# TO DO:
Isolate every line in the records below with "Pradesh" in it.
───
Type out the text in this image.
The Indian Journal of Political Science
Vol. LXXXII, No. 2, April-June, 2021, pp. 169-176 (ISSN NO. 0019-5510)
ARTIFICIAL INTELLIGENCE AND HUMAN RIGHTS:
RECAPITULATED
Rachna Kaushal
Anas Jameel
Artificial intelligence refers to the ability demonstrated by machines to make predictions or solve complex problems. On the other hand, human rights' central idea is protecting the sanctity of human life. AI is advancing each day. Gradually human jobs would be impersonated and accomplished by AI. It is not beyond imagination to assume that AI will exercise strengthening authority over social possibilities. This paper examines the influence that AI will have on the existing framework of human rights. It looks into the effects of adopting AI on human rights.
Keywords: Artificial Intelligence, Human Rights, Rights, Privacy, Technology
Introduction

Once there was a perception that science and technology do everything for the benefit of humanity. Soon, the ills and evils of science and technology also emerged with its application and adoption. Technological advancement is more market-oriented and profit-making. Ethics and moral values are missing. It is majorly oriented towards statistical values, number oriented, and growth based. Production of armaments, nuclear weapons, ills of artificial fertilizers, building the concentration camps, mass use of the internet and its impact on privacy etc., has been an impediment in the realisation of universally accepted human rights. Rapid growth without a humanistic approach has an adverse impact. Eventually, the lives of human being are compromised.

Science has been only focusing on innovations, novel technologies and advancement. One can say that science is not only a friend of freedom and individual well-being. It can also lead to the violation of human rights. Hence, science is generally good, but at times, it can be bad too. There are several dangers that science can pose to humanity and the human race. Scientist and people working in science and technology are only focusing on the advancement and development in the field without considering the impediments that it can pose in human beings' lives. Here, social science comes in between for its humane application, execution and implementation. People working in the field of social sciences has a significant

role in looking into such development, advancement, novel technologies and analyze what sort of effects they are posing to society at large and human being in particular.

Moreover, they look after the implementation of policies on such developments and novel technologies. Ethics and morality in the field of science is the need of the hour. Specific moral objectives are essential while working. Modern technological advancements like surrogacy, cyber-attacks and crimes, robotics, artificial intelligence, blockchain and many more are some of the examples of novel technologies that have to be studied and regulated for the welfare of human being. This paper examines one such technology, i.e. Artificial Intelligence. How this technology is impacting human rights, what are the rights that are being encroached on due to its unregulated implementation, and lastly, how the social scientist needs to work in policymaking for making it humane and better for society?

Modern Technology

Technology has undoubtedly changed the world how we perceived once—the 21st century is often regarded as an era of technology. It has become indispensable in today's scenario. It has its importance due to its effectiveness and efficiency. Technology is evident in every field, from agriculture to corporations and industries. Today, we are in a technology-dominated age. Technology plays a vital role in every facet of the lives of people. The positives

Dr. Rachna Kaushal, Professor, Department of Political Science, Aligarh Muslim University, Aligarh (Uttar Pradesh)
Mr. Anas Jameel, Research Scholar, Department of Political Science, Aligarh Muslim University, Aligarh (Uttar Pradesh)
───
# EXERCISE OUTPUT:
Dr. Rachna Kaushal, Professor, Department of Political Science, Aligarh Muslim University, Aligarh (Uttar Pradesh)
Mr. Anas Jameel, Research Scholar, Department of Political Science, Aligarh Muslim University, Aligarh (Uttar Pradesh)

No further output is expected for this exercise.